## [SET TASK]
List each line of the data that holds the word "have".

□ □ □ □ □

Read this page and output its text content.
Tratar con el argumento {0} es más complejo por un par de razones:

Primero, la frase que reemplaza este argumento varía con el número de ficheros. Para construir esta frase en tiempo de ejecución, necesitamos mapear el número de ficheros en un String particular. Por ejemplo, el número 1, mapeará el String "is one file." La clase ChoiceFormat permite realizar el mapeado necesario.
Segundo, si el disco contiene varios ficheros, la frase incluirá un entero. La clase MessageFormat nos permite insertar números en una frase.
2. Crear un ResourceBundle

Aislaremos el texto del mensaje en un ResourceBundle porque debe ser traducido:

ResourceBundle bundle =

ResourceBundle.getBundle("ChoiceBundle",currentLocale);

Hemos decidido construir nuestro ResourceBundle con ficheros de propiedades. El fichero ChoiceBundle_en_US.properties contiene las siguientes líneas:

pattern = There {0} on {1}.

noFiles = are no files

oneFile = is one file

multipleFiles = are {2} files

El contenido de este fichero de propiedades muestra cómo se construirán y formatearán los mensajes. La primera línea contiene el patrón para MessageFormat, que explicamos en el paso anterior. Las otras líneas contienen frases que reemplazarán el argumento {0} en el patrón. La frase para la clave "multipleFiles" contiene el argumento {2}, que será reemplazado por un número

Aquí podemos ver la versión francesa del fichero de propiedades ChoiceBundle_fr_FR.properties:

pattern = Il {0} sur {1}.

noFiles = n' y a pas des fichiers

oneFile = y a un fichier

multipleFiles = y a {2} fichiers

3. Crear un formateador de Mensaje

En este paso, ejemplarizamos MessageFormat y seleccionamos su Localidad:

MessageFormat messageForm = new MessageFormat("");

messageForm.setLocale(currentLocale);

□ □ □ □ □

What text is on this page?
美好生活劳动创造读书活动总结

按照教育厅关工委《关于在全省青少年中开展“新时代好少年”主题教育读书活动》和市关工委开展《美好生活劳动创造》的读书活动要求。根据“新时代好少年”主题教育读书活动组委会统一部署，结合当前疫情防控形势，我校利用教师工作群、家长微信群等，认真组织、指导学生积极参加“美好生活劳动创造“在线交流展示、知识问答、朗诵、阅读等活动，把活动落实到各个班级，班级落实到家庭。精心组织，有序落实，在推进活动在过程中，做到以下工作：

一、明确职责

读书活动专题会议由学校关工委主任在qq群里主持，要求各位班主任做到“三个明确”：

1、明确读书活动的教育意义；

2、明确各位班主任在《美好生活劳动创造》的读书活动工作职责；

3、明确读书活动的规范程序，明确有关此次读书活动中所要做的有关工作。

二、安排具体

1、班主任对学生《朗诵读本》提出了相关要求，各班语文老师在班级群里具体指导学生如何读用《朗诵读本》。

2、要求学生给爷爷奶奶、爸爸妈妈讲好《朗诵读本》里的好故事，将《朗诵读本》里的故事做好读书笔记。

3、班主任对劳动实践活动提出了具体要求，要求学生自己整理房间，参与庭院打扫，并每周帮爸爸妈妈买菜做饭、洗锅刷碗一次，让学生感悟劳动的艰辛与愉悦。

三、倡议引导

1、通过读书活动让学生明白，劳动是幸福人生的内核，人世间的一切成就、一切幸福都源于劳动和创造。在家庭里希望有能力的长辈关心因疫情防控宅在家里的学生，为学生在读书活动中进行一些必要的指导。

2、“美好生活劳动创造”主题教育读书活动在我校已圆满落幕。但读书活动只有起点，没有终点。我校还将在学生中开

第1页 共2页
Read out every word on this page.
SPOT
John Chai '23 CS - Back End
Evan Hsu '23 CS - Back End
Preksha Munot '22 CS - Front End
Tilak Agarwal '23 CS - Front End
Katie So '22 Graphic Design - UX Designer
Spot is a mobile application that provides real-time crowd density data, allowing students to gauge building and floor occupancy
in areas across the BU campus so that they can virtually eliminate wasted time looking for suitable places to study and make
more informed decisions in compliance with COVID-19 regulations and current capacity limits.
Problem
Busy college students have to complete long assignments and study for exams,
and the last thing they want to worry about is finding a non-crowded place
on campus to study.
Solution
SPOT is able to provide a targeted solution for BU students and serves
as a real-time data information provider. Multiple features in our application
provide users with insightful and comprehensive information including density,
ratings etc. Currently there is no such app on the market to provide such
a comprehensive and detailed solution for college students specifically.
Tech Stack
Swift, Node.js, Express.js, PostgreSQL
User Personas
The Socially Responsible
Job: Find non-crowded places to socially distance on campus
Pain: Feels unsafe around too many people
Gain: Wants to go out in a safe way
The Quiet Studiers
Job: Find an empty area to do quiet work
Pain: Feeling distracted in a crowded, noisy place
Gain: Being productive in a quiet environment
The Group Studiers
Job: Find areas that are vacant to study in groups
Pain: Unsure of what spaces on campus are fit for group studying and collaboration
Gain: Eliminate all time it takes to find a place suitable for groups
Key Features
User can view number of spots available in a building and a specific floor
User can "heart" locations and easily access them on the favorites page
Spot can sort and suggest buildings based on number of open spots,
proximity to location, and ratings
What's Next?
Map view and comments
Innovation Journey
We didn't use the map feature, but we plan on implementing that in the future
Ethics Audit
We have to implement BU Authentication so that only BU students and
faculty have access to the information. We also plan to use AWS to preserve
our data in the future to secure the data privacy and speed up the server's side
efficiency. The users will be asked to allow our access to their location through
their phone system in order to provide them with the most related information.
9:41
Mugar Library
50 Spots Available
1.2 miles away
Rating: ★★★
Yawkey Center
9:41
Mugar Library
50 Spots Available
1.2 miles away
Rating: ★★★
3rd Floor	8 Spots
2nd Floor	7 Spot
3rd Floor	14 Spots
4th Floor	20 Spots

□ □ □ □ □

## [EXPECTED ANSWER]
Busy college students have to complete long assignments and study for exams,
We have to implement BU Authentication so that only BU students and
faculty have access to the information. We also plan to use AWS to preserve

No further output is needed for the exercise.